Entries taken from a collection

--*--

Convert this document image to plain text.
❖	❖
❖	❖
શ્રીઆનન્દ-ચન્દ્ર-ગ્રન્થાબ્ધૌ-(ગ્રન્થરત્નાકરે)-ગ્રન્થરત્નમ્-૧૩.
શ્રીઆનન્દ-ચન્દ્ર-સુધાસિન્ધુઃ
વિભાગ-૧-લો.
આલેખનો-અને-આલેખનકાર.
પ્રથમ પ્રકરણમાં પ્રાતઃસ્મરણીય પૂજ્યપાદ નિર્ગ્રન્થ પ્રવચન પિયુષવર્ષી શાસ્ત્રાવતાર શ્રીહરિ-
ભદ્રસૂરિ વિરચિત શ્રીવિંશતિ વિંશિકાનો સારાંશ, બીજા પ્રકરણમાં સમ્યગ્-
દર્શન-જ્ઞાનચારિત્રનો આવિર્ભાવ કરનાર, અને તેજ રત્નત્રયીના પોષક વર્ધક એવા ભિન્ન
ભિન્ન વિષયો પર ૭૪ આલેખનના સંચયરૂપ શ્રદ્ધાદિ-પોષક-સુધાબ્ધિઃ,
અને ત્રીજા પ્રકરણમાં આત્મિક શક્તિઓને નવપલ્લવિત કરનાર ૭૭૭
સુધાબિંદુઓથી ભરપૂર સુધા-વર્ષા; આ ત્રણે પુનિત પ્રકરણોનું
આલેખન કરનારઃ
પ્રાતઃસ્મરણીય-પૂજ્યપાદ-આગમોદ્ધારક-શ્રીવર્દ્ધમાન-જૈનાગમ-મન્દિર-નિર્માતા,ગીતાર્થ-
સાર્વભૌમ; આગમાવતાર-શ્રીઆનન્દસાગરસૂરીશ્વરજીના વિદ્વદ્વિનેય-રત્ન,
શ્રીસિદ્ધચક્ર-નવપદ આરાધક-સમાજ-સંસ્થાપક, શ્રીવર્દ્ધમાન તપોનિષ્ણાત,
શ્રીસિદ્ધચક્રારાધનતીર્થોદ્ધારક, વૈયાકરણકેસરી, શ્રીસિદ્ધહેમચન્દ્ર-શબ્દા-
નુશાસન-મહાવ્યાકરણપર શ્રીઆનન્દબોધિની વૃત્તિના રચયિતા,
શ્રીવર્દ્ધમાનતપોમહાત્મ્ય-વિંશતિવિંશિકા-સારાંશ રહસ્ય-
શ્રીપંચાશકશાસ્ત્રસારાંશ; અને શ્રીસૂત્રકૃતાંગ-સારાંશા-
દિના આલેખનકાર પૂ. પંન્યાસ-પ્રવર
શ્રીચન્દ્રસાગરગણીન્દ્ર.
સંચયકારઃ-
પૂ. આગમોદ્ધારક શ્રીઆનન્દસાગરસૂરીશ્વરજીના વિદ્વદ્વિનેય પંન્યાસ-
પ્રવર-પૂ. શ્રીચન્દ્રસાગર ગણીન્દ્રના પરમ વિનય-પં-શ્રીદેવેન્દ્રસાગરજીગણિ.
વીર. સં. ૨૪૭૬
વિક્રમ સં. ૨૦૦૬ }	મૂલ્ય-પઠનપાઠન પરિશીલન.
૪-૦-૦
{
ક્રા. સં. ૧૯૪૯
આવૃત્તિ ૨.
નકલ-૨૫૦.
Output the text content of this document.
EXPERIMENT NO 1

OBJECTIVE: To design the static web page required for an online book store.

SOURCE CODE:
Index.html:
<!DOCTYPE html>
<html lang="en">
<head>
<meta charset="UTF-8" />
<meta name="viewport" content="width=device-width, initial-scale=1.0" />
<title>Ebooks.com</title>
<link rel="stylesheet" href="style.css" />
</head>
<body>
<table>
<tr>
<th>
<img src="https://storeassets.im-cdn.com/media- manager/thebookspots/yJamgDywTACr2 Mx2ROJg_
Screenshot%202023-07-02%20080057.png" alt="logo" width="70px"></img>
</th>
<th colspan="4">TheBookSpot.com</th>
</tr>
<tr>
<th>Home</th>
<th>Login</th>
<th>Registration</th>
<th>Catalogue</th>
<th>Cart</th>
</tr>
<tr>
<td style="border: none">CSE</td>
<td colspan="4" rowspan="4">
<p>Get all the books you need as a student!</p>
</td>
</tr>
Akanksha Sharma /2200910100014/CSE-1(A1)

--*--

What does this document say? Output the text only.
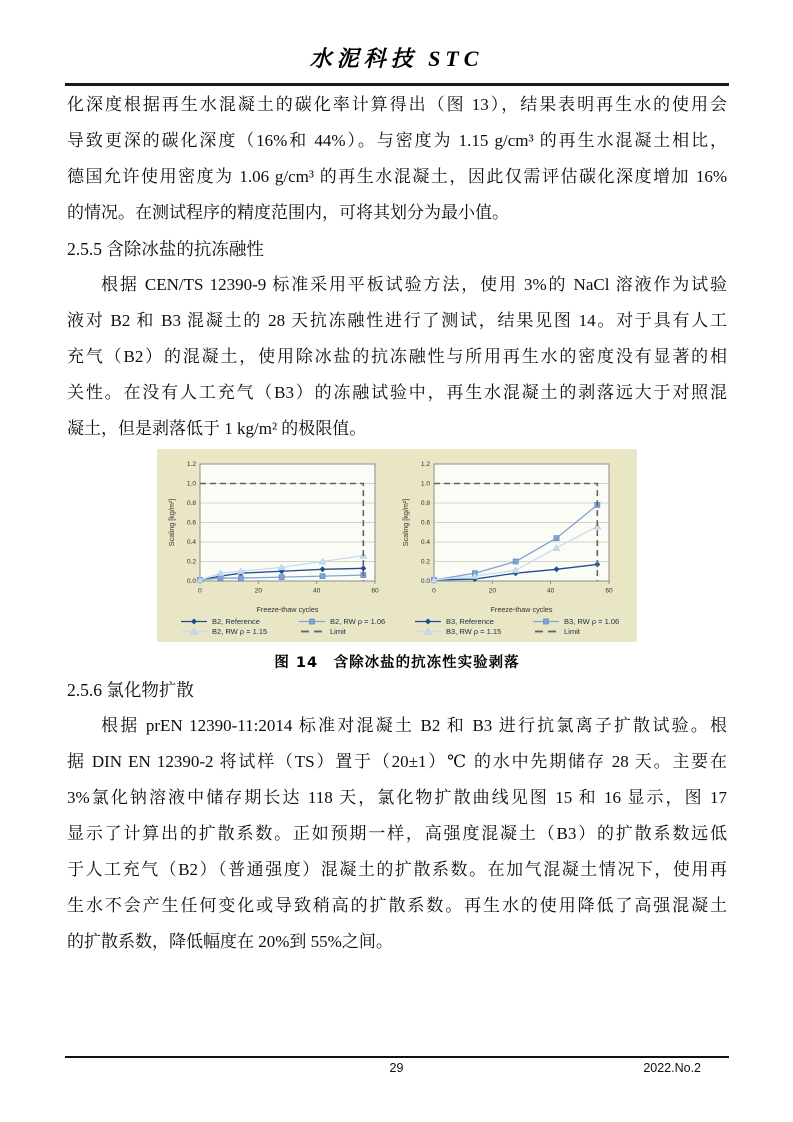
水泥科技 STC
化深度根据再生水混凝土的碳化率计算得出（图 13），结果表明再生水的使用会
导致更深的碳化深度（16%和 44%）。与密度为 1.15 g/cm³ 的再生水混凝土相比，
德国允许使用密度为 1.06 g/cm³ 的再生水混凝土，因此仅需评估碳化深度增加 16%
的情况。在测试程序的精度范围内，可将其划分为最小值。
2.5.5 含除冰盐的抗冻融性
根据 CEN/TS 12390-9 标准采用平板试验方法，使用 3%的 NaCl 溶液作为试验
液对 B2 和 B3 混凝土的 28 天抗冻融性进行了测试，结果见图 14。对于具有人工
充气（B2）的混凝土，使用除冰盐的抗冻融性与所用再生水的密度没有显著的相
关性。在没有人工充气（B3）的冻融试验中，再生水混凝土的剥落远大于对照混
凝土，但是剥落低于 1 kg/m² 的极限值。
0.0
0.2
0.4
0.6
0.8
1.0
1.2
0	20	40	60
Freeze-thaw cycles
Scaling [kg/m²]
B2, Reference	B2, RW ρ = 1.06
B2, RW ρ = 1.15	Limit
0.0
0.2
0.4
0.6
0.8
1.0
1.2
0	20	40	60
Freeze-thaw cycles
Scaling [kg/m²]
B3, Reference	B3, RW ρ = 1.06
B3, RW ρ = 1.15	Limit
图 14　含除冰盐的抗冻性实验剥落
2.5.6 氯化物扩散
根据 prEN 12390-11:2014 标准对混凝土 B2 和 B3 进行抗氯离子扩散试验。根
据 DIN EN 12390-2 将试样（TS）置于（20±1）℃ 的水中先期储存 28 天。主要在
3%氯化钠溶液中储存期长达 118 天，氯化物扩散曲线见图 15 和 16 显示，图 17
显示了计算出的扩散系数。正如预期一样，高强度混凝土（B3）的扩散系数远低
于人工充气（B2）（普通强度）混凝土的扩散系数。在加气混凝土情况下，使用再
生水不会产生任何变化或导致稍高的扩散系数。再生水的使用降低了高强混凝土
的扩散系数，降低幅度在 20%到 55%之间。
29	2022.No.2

--*--

What the task requires
Above are the records. Identify each line that contains the word "document".

Written response
Convert this document image to plain text.
Output the text content of this document.
What does this document say? Output the text only.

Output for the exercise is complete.